**Task**
Compute the number of lines that include the string "home", then output that number and nothing else.

=-=-=-=-=

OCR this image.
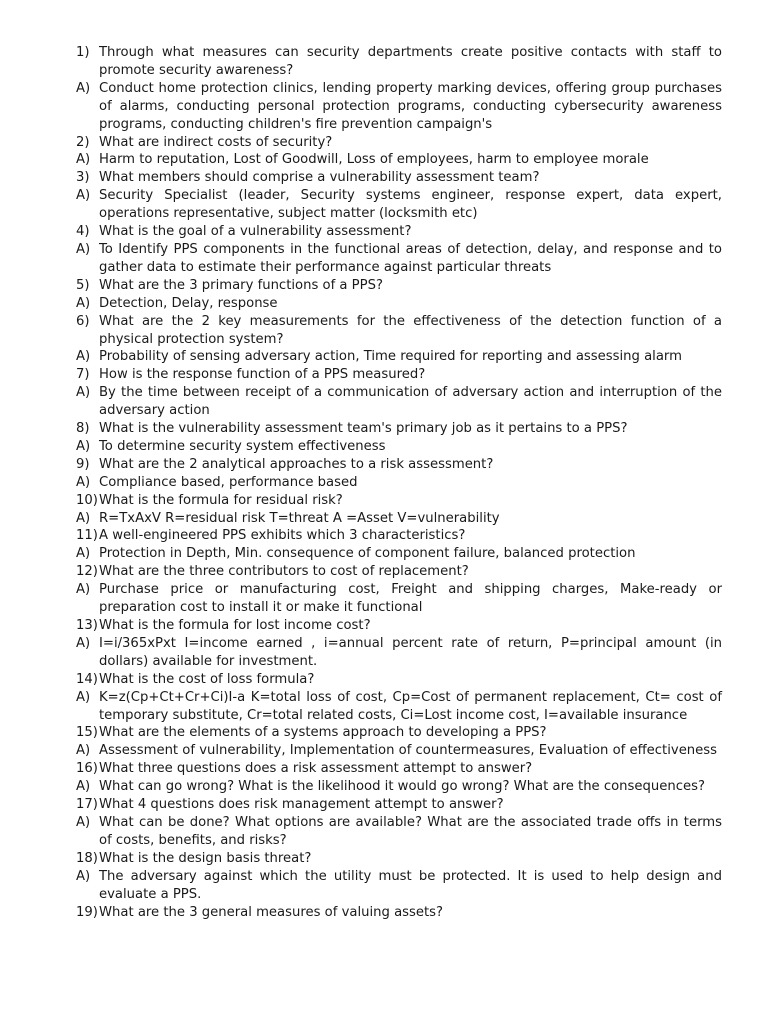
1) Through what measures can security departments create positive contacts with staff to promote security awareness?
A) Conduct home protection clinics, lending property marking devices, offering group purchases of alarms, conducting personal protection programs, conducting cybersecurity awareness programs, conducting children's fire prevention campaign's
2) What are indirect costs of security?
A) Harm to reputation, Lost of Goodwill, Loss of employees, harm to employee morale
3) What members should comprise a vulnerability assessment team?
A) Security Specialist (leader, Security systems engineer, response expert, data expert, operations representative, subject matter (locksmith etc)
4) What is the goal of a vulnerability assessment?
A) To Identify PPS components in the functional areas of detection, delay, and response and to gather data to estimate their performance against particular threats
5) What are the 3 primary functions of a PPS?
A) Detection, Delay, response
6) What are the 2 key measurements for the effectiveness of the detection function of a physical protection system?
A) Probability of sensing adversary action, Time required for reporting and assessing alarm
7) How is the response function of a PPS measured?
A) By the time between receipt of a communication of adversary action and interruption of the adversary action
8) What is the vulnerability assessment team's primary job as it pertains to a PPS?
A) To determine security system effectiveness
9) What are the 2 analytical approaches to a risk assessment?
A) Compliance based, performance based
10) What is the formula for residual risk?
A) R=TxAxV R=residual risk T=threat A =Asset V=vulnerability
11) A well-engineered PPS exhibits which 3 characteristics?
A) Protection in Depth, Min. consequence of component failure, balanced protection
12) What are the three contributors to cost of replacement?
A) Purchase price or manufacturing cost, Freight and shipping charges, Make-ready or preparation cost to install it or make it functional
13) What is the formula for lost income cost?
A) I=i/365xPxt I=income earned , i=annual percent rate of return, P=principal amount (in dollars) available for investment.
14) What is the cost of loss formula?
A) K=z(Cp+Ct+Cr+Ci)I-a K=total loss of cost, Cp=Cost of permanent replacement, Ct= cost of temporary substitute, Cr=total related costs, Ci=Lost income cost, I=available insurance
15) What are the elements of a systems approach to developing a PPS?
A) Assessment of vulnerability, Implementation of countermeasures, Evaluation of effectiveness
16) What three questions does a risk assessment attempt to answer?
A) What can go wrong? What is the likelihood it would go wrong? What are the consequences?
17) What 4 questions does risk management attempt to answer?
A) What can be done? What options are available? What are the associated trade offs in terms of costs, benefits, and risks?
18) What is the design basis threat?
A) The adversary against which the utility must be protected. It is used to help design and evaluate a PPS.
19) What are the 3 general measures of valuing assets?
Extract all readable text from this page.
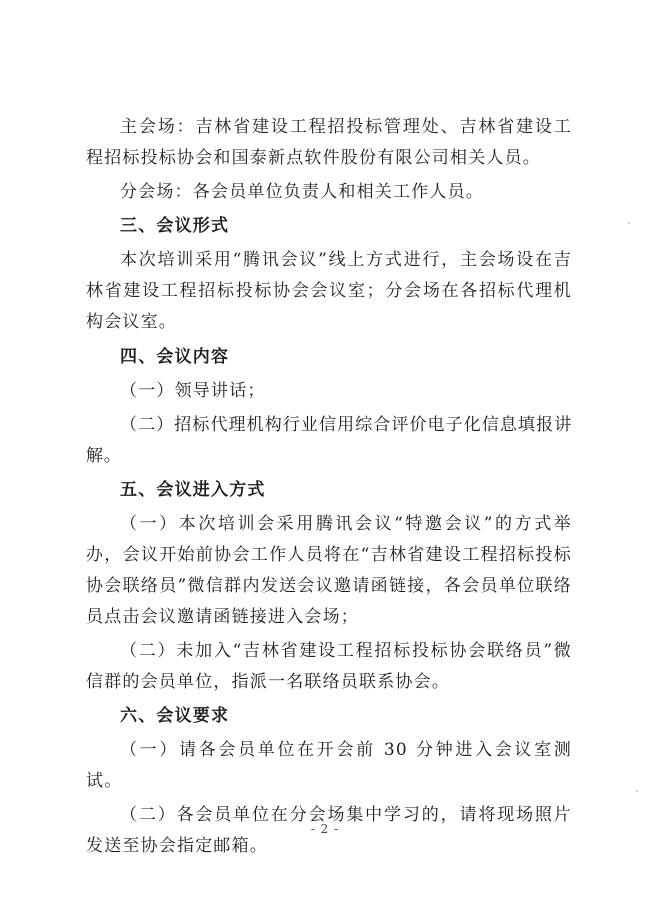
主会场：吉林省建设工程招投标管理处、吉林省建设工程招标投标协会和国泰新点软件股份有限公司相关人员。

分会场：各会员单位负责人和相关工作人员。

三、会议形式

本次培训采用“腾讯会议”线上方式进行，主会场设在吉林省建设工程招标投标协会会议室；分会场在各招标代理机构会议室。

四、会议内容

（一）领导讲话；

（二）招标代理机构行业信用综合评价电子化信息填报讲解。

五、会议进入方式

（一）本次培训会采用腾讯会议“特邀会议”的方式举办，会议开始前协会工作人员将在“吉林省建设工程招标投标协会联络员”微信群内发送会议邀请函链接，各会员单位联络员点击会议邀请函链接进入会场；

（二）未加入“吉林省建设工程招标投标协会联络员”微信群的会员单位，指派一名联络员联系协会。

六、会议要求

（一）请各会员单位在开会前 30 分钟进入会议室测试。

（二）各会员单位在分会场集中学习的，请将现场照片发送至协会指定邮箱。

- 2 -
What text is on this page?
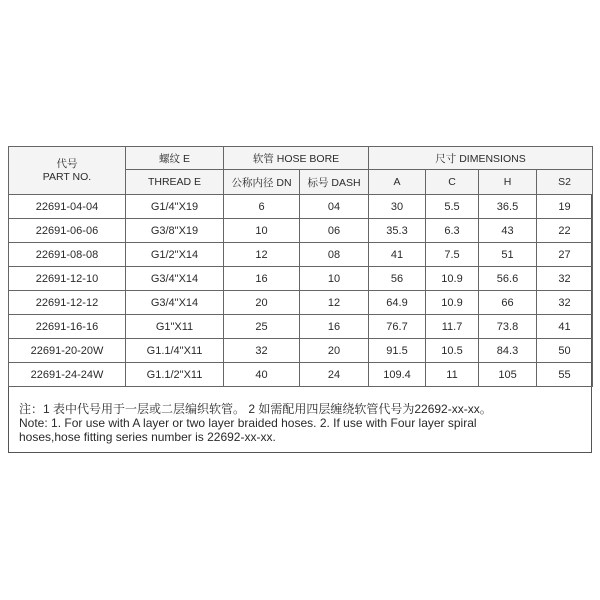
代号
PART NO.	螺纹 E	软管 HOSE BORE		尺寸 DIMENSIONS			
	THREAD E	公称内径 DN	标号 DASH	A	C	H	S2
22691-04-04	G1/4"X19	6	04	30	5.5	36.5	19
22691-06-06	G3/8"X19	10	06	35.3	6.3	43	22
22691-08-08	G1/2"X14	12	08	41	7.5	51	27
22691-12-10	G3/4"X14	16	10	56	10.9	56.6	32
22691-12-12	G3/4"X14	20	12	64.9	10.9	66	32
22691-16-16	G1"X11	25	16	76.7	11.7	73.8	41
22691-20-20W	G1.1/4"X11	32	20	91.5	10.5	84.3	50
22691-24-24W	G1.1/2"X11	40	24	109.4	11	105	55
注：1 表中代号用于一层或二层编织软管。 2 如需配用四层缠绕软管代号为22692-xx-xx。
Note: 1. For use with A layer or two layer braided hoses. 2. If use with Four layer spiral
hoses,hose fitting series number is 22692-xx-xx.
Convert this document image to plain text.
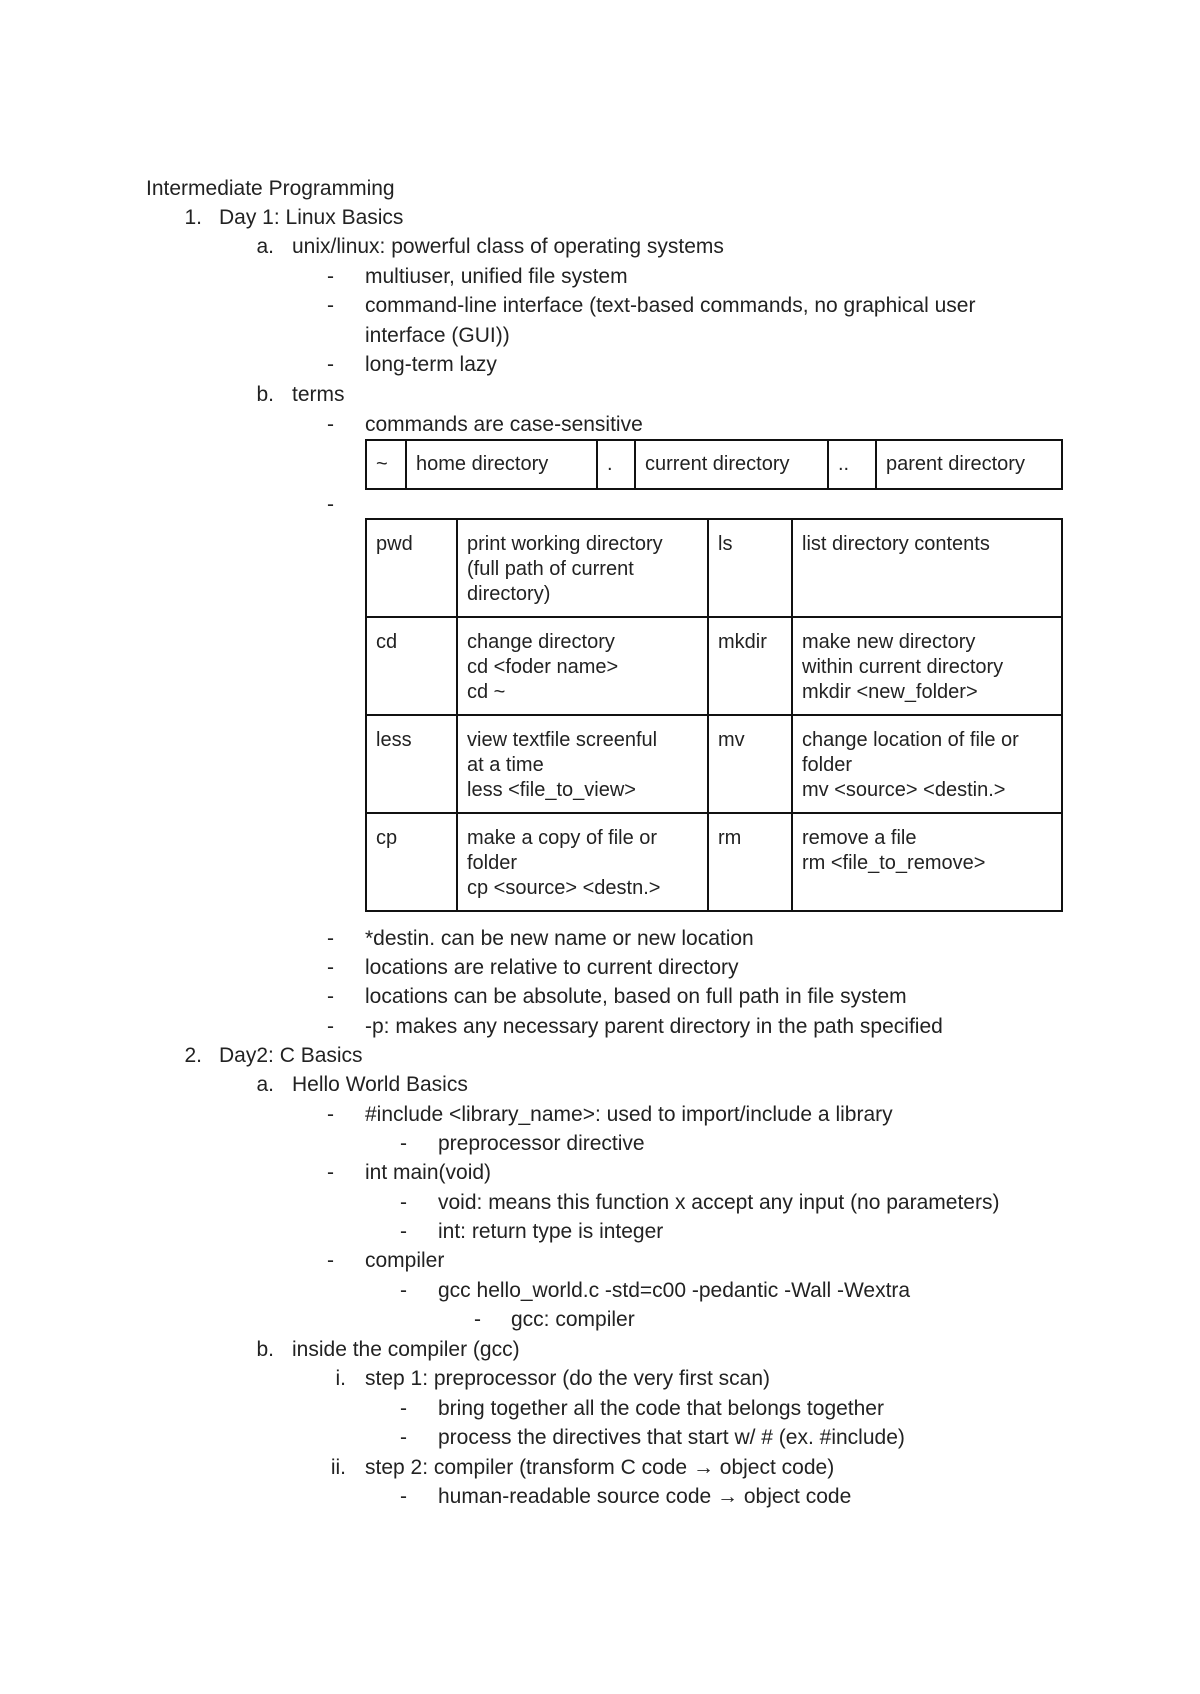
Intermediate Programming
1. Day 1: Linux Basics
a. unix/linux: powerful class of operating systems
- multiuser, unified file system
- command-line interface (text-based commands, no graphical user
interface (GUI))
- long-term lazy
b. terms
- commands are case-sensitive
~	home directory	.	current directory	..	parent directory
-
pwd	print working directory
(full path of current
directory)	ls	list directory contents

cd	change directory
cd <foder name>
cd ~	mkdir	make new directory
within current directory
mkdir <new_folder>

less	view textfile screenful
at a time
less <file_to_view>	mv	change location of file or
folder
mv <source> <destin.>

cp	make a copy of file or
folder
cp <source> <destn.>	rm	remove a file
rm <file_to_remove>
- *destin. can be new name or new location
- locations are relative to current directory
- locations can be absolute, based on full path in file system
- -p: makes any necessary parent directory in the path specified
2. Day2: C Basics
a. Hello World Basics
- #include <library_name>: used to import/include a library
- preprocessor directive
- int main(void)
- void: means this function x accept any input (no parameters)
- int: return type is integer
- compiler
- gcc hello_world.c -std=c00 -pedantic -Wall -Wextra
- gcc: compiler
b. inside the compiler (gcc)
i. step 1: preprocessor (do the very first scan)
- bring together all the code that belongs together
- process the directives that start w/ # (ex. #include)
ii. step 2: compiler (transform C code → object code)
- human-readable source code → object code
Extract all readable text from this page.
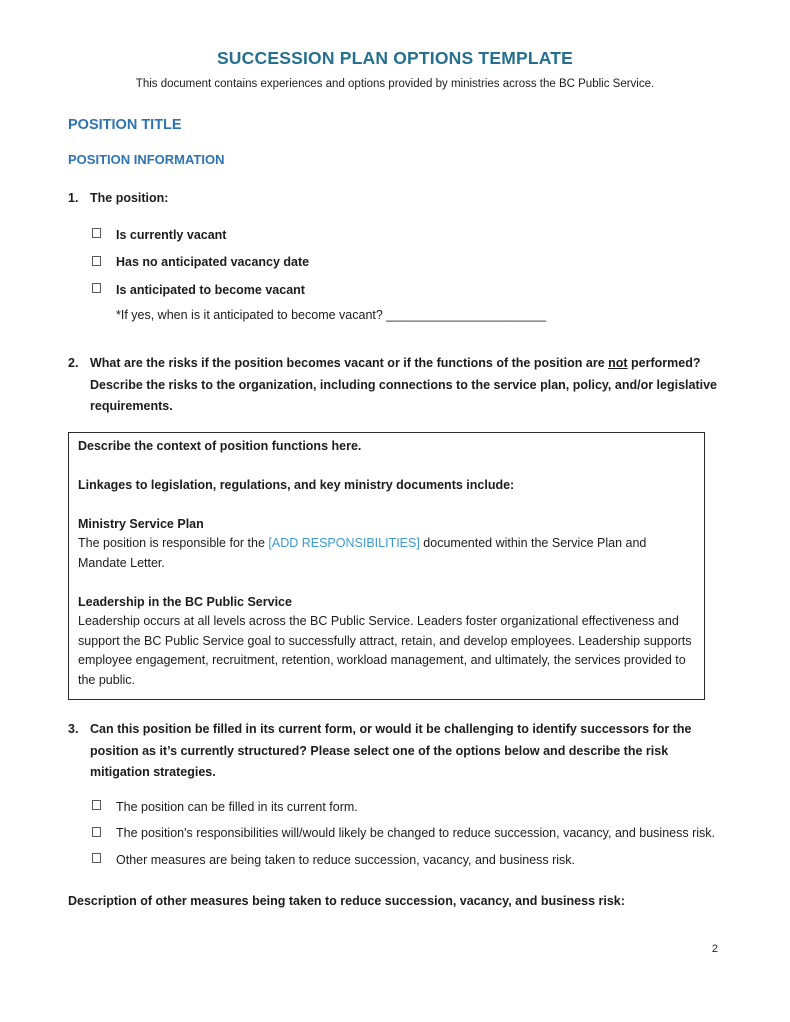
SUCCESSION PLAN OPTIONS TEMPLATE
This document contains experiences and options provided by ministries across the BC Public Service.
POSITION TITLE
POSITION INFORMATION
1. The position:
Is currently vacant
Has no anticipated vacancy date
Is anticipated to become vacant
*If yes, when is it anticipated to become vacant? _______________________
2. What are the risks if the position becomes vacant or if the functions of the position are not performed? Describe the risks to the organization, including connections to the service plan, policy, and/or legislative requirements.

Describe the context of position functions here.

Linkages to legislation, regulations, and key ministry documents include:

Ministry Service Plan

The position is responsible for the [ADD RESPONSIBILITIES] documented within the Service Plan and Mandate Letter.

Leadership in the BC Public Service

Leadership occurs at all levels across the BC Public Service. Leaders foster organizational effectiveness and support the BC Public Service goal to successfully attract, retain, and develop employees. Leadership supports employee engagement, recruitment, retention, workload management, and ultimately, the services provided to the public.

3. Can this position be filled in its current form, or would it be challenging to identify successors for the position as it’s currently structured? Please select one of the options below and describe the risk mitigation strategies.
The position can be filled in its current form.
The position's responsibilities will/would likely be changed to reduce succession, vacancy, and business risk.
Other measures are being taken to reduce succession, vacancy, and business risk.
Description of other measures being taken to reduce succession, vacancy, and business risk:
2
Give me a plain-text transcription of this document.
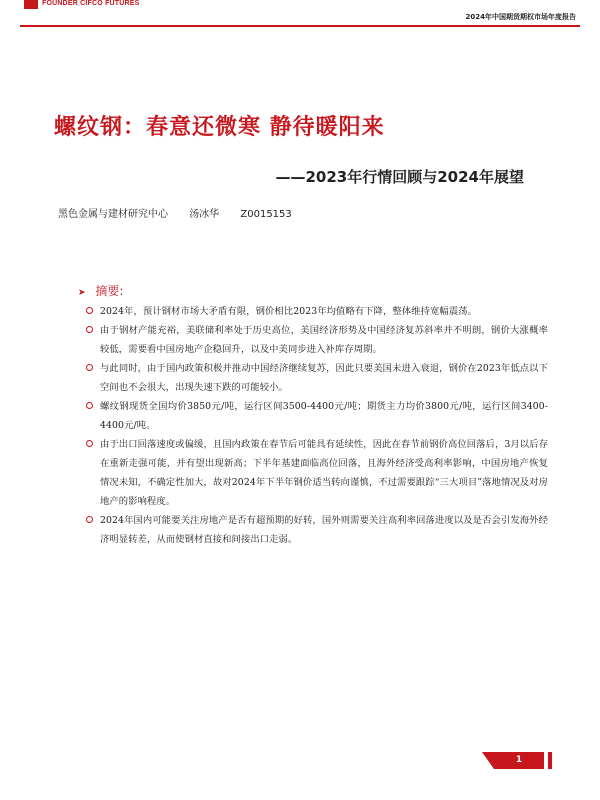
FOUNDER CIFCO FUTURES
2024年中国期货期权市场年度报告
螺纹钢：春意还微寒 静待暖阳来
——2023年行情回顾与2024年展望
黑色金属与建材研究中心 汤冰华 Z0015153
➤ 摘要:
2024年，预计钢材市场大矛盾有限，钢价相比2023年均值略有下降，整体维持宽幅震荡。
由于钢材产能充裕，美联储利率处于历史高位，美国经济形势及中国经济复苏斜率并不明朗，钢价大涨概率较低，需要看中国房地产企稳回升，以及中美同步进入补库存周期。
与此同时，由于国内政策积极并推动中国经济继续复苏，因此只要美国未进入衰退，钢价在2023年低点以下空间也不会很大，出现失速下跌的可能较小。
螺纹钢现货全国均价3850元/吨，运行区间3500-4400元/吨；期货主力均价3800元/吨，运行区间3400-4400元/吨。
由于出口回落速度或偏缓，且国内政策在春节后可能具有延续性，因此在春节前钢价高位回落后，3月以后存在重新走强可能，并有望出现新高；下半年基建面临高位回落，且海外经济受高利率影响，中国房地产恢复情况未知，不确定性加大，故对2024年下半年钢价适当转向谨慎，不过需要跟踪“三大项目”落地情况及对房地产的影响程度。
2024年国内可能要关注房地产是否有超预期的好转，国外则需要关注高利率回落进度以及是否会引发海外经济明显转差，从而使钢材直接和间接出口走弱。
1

=-=-=-=-=

**Reply to the task**
2